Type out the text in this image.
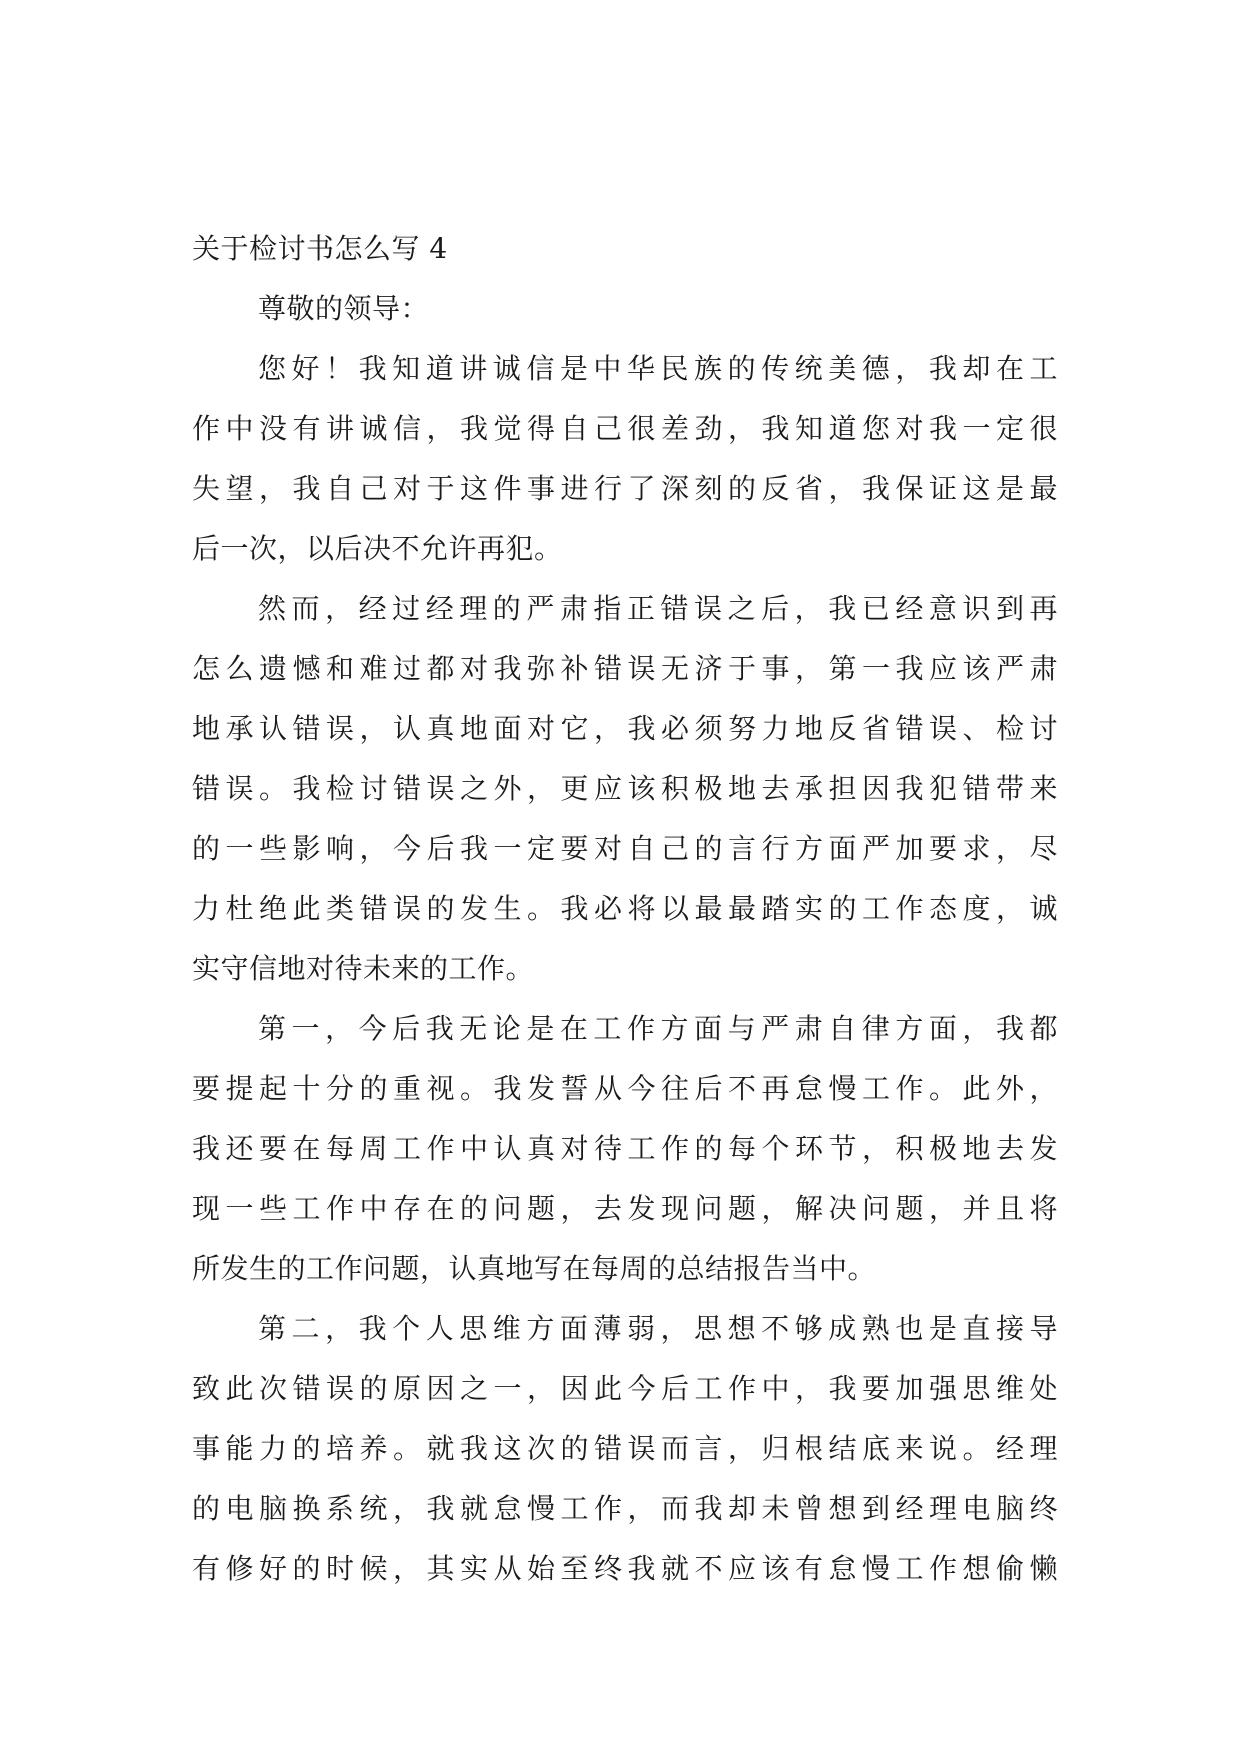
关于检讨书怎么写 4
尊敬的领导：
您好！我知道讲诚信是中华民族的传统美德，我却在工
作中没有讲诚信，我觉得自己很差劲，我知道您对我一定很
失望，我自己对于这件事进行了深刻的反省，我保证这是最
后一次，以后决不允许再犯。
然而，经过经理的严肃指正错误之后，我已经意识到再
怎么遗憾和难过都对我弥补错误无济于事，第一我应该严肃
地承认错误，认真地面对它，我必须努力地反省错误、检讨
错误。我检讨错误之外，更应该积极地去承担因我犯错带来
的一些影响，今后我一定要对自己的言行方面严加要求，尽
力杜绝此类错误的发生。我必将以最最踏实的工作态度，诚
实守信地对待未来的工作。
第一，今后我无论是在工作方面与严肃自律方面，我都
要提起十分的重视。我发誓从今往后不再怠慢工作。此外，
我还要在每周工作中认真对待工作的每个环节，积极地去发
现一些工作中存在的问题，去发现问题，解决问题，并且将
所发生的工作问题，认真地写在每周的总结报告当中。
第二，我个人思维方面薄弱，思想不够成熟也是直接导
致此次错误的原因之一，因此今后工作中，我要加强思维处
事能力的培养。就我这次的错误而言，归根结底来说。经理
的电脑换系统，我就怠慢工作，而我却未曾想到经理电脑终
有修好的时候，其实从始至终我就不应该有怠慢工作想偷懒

---

- The exercise: Quote the material exactly. Pictures stay out.

- Reply:
Type out the text in this image.
关于检讨书怎么写 4
尊敬的领导：
您好！我知道讲诚信是中华民族的传统美德，我却在工
作中没有讲诚信，我觉得自己很差劲，我知道您对我一定很
失望，我自己对于这件事进行了深刻的反省，我保证这是最
后一次，以后决不允许再犯。
然而，经过经理的严肃指正错误之后，我已经意识到再
怎么遗憾和难过都对我弥补错误无济于事，第一我应该严肃
地承认错误，认真地面对它，我必须努力地反省错误、检讨
错误。我检讨错误之外，更应该积极地去承担因我犯错带来
的一些影响，今后我一定要对自己的言行方面严加要求，尽
力杜绝此类错误的发生。我必将以最最踏实的工作态度，诚
实守信地对待未来的工作。
第一，今后我无论是在工作方面与严肃自律方面，我都
要提起十分的重视。我发誓从今往后不再怠慢工作。此外，
我还要在每周工作中认真对待工作的每个环节，积极地去发
现一些工作中存在的问题，去发现问题，解决问题，并且将
所发生的工作问题，认真地写在每周的总结报告当中。
第二，我个人思维方面薄弱，思想不够成熟也是直接导
致此次错误的原因之一，因此今后工作中，我要加强思维处
事能力的培养。就我这次的错误而言，归根结底来说。经理
的电脑换系统，我就怠慢工作，而我却未曾想到经理电脑终
有修好的时候，其实从始至终我就不应该有怠慢工作想偷懒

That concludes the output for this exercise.